● Objective:
Your task is to repeat, word for word, the line containing "Read out every word on this page." and all lines that follow it to the end of the material, and no other lines.

===== Records for processing

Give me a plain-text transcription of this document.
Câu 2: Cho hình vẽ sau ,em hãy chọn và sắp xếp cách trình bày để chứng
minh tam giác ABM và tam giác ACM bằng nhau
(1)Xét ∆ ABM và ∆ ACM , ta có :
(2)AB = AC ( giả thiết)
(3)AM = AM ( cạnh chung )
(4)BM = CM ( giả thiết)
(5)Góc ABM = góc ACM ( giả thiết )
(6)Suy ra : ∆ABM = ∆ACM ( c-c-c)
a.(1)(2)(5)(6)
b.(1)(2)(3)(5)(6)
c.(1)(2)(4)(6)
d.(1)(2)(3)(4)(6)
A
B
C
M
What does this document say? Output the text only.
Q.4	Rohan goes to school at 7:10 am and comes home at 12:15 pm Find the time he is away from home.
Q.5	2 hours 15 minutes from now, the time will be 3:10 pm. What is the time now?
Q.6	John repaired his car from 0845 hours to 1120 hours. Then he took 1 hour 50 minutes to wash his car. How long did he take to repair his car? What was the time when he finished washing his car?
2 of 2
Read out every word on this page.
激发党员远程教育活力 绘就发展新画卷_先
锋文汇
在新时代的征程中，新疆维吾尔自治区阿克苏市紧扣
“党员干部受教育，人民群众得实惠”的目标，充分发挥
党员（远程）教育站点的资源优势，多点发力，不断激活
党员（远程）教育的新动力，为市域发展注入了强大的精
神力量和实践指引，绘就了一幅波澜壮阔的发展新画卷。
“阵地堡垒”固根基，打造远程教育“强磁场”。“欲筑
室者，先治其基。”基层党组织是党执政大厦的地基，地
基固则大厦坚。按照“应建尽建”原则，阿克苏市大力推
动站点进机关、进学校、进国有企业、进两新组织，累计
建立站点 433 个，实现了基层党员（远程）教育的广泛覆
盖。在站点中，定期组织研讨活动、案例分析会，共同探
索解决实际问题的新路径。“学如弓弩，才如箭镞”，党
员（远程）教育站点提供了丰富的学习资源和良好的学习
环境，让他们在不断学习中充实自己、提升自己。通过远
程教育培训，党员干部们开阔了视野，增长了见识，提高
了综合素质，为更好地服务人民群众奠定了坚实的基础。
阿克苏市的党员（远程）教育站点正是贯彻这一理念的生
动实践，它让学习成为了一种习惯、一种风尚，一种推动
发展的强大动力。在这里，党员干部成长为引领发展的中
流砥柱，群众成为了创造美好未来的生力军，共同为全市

==========

● Response:
Read out every word on this page.
激发党员远程教育活力 绘就发展新画卷_先
锋文汇
在新时代的征程中，新疆维吾尔自治区阿克苏市紧扣
“党员干部受教育，人民群众得实惠”的目标，充分发挥
党员（远程）教育站点的资源优势，多点发力，不断激活
党员（远程）教育的新动力，为市域发展注入了强大的精
神力量和实践指引，绘就了一幅波澜壮阔的发展新画卷。
“阵地堡垒”固根基，打造远程教育“强磁场”。“欲筑
室者，先治其基。”基层党组织是党执政大厦的地基，地
基固则大厦坚。按照“应建尽建”原则，阿克苏市大力推
动站点进机关、进学校、进国有企业、进两新组织，累计
建立站点 433 个，实现了基层党员（远程）教育的广泛覆
盖。在站点中，定期组织研讨活动、案例分析会，共同探
索解决实际问题的新路径。“学如弓弩，才如箭镞”，党
员（远程）教育站点提供了丰富的学习资源和良好的学习
环境，让他们在不断学习中充实自己、提升自己。通过远
程教育培训，党员干部们开阔了视野，增长了见识，提高
了综合素质，为更好地服务人民群众奠定了坚实的基础。
阿克苏市的党员（远程）教育站点正是贯彻这一理念的生
动实践，它让学习成为了一种习惯、一种风尚，一种推动
发展的强大动力。在这里，党员干部成长为引领发展的中
流砥柱，群众成为了创造美好未来的生力军，共同为全市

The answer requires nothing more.